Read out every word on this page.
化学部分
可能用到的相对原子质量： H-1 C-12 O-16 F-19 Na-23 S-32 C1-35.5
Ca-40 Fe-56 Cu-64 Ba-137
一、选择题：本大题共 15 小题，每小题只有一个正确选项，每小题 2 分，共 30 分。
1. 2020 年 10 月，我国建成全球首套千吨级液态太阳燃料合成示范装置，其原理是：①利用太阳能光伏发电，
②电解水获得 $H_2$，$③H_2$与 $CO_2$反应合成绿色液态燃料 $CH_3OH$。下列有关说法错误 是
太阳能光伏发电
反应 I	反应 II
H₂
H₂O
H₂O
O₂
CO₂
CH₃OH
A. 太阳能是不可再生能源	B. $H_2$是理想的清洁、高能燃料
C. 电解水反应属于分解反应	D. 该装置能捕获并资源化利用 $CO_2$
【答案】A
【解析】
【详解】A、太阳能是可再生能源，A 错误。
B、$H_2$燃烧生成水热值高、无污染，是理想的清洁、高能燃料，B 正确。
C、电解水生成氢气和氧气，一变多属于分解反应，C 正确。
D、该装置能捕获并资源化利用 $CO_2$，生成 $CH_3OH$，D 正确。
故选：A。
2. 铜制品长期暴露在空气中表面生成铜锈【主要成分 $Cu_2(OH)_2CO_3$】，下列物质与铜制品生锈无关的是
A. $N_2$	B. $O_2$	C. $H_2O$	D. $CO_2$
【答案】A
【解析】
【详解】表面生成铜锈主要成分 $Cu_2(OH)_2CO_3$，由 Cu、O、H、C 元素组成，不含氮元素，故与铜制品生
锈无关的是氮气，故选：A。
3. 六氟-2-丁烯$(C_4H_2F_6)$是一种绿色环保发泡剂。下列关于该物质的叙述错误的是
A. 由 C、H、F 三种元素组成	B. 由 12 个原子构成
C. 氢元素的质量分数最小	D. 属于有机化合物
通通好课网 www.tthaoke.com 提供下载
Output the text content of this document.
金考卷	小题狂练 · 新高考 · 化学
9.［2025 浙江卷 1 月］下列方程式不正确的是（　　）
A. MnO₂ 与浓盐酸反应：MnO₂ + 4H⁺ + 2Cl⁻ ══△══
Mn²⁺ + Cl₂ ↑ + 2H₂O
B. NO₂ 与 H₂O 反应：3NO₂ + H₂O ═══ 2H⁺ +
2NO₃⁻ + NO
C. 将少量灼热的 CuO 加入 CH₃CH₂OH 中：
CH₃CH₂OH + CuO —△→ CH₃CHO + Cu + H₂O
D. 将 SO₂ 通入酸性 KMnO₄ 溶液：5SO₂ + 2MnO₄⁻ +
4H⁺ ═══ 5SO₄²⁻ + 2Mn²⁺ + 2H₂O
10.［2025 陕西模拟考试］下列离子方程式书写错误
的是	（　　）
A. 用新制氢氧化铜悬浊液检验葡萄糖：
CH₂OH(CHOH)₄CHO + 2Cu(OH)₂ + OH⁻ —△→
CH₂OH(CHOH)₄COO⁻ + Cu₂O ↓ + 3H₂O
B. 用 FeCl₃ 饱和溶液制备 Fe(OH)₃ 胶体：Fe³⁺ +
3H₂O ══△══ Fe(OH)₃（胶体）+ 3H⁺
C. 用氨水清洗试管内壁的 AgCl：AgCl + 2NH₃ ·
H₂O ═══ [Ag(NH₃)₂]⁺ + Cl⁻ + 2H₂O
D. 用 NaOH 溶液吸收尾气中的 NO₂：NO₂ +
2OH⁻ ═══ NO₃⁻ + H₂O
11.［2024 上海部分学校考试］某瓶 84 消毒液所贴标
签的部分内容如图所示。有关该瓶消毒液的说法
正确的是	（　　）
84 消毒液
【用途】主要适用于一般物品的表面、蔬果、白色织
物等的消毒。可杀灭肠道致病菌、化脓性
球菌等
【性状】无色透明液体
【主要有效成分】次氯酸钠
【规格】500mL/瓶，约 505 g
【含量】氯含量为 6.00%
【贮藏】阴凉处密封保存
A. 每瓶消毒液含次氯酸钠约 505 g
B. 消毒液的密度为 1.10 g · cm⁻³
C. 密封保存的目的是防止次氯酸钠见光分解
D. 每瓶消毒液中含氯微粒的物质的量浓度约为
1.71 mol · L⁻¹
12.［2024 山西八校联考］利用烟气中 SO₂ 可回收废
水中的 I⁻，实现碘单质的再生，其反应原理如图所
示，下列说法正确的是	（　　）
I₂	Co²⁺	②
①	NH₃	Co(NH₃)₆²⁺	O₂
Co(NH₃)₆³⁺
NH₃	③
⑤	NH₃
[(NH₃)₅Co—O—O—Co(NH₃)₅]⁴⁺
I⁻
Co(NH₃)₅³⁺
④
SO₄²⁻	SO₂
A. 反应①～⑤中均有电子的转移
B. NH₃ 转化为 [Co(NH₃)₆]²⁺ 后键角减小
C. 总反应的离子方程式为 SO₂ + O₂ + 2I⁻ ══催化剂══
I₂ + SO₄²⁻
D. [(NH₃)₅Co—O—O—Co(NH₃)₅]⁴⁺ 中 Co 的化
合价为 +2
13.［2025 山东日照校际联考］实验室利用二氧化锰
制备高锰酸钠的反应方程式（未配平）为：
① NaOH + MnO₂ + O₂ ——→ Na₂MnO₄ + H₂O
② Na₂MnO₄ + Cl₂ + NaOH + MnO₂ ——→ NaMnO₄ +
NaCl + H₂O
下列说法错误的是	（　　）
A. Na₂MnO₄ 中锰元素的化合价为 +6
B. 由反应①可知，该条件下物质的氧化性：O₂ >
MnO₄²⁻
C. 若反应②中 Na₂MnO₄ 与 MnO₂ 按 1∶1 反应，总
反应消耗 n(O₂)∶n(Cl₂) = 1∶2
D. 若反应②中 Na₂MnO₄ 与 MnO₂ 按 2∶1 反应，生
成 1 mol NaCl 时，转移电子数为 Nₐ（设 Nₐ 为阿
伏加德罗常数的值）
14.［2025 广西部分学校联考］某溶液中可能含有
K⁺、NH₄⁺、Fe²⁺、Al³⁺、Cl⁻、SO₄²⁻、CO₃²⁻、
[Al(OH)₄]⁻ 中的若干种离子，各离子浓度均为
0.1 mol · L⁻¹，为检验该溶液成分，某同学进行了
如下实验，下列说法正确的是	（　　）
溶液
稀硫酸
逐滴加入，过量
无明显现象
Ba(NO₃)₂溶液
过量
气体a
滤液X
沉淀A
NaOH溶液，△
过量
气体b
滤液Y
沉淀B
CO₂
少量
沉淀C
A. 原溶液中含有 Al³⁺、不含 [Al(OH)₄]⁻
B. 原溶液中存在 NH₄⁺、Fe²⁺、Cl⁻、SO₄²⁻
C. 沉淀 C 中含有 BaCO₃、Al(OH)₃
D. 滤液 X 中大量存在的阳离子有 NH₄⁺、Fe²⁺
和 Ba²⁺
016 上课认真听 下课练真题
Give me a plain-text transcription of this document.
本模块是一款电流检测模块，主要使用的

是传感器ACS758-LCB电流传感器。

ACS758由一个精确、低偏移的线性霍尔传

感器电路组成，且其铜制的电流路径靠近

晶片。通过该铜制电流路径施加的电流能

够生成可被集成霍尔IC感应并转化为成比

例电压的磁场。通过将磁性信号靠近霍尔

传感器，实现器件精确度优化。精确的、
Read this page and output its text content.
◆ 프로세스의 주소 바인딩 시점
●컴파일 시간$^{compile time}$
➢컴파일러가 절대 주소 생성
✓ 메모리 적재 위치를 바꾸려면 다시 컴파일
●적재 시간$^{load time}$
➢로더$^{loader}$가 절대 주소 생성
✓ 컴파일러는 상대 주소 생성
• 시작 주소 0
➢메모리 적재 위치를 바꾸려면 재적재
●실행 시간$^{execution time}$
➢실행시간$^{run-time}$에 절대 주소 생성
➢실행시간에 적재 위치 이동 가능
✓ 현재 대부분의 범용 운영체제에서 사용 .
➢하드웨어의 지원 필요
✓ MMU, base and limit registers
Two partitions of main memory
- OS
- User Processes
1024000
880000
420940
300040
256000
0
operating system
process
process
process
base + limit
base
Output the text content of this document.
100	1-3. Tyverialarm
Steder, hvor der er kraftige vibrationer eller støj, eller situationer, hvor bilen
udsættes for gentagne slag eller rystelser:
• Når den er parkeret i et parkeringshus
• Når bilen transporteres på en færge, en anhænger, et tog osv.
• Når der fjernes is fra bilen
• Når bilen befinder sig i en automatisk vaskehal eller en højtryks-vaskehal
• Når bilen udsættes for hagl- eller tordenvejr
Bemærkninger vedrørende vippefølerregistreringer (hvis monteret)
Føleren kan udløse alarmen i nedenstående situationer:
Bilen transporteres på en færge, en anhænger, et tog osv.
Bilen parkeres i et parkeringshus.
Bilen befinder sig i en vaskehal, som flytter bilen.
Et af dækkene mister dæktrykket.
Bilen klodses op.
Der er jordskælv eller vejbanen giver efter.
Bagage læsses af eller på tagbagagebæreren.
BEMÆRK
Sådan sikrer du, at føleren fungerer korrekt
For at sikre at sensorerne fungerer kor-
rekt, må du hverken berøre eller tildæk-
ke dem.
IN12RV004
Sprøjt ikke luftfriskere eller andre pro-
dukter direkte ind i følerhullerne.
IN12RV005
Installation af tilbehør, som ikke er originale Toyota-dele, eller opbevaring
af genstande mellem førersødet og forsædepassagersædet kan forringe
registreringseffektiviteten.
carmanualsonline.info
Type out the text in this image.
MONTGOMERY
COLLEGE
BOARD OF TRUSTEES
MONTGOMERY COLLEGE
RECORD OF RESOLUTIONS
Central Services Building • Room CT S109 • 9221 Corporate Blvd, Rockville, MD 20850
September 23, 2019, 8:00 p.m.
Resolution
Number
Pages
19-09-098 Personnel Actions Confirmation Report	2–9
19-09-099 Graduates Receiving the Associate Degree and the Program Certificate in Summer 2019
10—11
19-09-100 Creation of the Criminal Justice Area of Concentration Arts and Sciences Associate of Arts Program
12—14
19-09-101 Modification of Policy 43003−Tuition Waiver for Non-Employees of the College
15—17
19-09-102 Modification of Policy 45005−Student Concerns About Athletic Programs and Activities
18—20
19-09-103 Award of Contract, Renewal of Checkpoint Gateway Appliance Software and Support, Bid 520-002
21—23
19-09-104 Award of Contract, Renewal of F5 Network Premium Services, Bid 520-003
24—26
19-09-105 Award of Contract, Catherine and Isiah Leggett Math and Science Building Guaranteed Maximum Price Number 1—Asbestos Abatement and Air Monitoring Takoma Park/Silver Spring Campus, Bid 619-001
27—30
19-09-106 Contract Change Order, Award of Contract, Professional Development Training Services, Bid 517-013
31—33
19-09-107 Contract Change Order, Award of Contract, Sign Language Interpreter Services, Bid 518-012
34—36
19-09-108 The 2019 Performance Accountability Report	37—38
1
···
> [Task directions]:
Where does the word "Change" appear in the listing? List each line that holds it.

> [Exercise answer]:
19-09-106 Contract Change Order, Award of Contract, Professional Development Training Services, Bid 517-013
19-09-107 Contract Change Order, Award of Contract, Sign Language Interpreter Services, Bid 518-012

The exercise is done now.